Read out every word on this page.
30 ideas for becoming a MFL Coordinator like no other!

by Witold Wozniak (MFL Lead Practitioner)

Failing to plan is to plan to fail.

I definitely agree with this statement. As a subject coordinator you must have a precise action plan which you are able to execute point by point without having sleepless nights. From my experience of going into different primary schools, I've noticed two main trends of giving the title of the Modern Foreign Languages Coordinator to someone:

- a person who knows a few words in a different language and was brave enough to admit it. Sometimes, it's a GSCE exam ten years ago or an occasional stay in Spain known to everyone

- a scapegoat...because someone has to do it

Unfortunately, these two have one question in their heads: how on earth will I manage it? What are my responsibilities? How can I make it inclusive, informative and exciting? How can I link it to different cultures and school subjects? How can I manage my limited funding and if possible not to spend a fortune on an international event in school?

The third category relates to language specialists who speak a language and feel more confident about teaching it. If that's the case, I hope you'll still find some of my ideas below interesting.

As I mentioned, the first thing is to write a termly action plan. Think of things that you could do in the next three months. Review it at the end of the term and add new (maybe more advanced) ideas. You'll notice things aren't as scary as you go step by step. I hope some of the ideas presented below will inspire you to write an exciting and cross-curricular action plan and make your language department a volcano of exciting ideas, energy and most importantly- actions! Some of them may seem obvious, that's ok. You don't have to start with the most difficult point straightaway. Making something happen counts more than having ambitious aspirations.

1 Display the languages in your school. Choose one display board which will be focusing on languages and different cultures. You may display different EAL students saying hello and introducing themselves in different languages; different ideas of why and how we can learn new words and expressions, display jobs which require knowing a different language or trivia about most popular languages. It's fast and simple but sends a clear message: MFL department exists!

::::::

Show all lines from the records above where the word "action" occurs.

* [FULL ANSWER]:
I definitely agree with this statement. As a subject coordinator you must have a precise action plan which you are able to execute point by point without having sleepless nights. From my experience of going into different primary schools, I've noticed two main trends of giving the title of the Modern Foreign Languages Coordinator to someone:
As I mentioned, the first thing is to write a termly action plan. Think of things that you could do in the next three months. Review it at the end of the term and add new (maybe more advanced) ideas. You'll notice things aren't as scary as you go step by step. I hope some of the ideas presented below will inspire you to write an exciting and cross-curricular action plan and make your language department a volcano of exciting ideas, energy and most importantly- actions! Some of them may seem obvious, that's ok. You don't have to start with the most difficult point straightaway. Making something happen counts more than having ambitious aspirations.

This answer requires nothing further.